-- begin Record set --
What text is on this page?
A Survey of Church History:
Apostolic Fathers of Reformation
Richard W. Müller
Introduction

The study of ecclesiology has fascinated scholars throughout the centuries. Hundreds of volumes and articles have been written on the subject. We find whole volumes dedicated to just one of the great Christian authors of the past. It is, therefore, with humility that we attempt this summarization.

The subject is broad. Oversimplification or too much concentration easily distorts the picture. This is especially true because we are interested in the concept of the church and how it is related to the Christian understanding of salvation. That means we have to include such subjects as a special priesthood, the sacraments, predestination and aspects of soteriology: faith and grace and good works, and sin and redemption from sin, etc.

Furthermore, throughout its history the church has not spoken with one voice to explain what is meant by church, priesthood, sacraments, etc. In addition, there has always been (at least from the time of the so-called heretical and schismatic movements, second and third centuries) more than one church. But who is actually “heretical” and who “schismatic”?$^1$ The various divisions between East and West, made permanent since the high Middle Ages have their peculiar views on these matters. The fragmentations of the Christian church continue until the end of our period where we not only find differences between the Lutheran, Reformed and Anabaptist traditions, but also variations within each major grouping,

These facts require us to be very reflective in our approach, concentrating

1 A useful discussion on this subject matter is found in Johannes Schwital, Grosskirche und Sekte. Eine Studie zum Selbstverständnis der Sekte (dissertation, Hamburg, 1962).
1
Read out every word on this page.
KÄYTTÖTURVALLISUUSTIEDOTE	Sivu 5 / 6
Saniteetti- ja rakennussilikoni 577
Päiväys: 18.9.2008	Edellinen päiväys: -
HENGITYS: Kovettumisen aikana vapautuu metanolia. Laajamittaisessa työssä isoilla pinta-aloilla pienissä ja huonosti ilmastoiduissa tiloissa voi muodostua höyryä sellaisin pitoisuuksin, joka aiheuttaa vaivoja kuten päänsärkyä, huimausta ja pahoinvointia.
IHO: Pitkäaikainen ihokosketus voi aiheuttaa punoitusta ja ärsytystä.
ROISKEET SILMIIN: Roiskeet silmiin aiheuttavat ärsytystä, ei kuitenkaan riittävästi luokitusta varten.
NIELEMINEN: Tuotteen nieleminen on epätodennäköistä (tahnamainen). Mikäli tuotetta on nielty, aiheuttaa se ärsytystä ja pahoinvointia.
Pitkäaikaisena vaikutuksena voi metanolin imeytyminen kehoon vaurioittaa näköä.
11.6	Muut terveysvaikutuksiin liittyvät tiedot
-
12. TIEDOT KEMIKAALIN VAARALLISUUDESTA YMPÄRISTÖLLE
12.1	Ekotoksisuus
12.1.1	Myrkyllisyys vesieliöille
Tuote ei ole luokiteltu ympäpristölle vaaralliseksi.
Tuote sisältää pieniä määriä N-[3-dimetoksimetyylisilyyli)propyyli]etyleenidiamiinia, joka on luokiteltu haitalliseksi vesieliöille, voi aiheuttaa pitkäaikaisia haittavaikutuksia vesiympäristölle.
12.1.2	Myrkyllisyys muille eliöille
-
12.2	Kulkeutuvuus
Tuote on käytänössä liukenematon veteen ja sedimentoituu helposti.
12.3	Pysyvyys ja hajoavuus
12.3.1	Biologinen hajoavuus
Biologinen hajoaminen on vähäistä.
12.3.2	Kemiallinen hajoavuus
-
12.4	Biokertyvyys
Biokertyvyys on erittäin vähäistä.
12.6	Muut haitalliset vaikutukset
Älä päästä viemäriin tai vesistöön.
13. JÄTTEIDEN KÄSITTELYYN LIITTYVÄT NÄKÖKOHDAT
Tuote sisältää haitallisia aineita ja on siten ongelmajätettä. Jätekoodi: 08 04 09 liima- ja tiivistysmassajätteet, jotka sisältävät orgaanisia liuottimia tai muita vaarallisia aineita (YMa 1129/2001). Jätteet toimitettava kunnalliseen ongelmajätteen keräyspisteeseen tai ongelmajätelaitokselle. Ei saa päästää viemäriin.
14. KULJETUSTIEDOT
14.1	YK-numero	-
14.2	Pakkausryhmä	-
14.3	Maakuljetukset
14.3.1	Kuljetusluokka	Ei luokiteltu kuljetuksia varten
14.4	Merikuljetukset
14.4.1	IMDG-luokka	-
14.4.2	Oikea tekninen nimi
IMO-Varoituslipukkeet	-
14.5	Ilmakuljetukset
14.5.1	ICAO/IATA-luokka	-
-- end Record set --
▶ **Task statement**
Without changing a word, restate the whole listing.

▶ **The reply**
What text is on this page?
A Survey of Church History:
Apostolic Fathers of Reformation
Richard W. Müller
Introduction

The study of ecclesiology has fascinated scholars throughout the centuries. Hundreds of volumes and articles have been written on the subject. We find whole volumes dedicated to just one of the great Christian authors of the past. It is, therefore, with humility that we attempt this summarization.

The subject is broad. Oversimplification or too much concentration easily distorts the picture. This is especially true because we are interested in the concept of the church and how it is related to the Christian understanding of salvation. That means we have to include such subjects as a special priesthood, the sacraments, predestination and aspects of soteriology: faith and grace and good works, and sin and redemption from sin, etc.

Furthermore, throughout its history the church has not spoken with one voice to explain what is meant by church, priesthood, sacraments, etc. In addition, there has always been (at least from the time of the so-called heretical and schismatic movements, second and third centuries) more than one church. But who is actually “heretical” and who “schismatic”?$^1$ The various divisions between East and West, made permanent since the high Middle Ages have their peculiar views on these matters. The fragmentations of the Christian church continue until the end of our period where we not only find differences between the Lutheran, Reformed and Anabaptist traditions, but also variations within each major grouping,

These facts require us to be very reflective in our approach, concentrating

1 A useful discussion on this subject matter is found in Johannes Schwital, Grosskirche und Sekte. Eine Studie zum Selbstverständnis der Sekte (dissertation, Hamburg, 1962).
1
Read out every word on this page.
KÄYTTÖTURVALLISUUSTIEDOTE	Sivu 5 / 6
Saniteetti- ja rakennussilikoni 577
Päiväys: 18.9.2008	Edellinen päiväys: -
HENGITYS: Kovettumisen aikana vapautuu metanolia. Laajamittaisessa työssä isoilla pinta-aloilla pienissä ja huonosti ilmastoiduissa tiloissa voi muodostua höyryä sellaisin pitoisuuksin, joka aiheuttaa vaivoja kuten päänsärkyä, huimausta ja pahoinvointia.
IHO: Pitkäaikainen ihokosketus voi aiheuttaa punoitusta ja ärsytystä.
ROISKEET SILMIIN: Roiskeet silmiin aiheuttavat ärsytystä, ei kuitenkaan riittävästi luokitusta varten.
NIELEMINEN: Tuotteen nieleminen on epätodennäköistä (tahnamainen). Mikäli tuotetta on nielty, aiheuttaa se ärsytystä ja pahoinvointia.
Pitkäaikaisena vaikutuksena voi metanolin imeytyminen kehoon vaurioittaa näköä.
11.6	Muut terveysvaikutuksiin liittyvät tiedot
-
12. TIEDOT KEMIKAALIN VAARALLISUUDESTA YMPÄRISTÖLLE
12.1	Ekotoksisuus
12.1.1	Myrkyllisyys vesieliöille
Tuote ei ole luokiteltu ympäpristölle vaaralliseksi.
Tuote sisältää pieniä määriä N-[3-dimetoksimetyylisilyyli)propyyli]etyleenidiamiinia, joka on luokiteltu haitalliseksi vesieliöille, voi aiheuttaa pitkäaikaisia haittavaikutuksia vesiympäristölle.
12.1.2	Myrkyllisyys muille eliöille
-
12.2	Kulkeutuvuus
Tuote on käytänössä liukenematon veteen ja sedimentoituu helposti.
12.3	Pysyvyys ja hajoavuus
12.3.1	Biologinen hajoavuus
Biologinen hajoaminen on vähäistä.
12.3.2	Kemiallinen hajoavuus
-
12.4	Biokertyvyys
Biokertyvyys on erittäin vähäistä.
12.6	Muut haitalliset vaikutukset
Älä päästä viemäriin tai vesistöön.
13. JÄTTEIDEN KÄSITTELYYN LIITTYVÄT NÄKÖKOHDAT
Tuote sisältää haitallisia aineita ja on siten ongelmajätettä. Jätekoodi: 08 04 09 liima- ja tiivistysmassajätteet, jotka sisältävät orgaanisia liuottimia tai muita vaarallisia aineita (YMa 1129/2001). Jätteet toimitettava kunnalliseen ongelmajätteen keräyspisteeseen tai ongelmajätelaitokselle. Ei saa päästää viemäriin.
14. KULJETUSTIEDOT
14.1	YK-numero	-
14.2	Pakkausryhmä	-
14.3	Maakuljetukset
14.3.1	Kuljetusluokka	Ei luokiteltu kuljetuksia varten
14.4	Merikuljetukset
14.4.1	IMDG-luokka	-
14.4.2	Oikea tekninen nimi
IMO-Varoituslipukkeet	-
14.5	Ilmakuljetukset
14.5.1	ICAO/IATA-luokka	-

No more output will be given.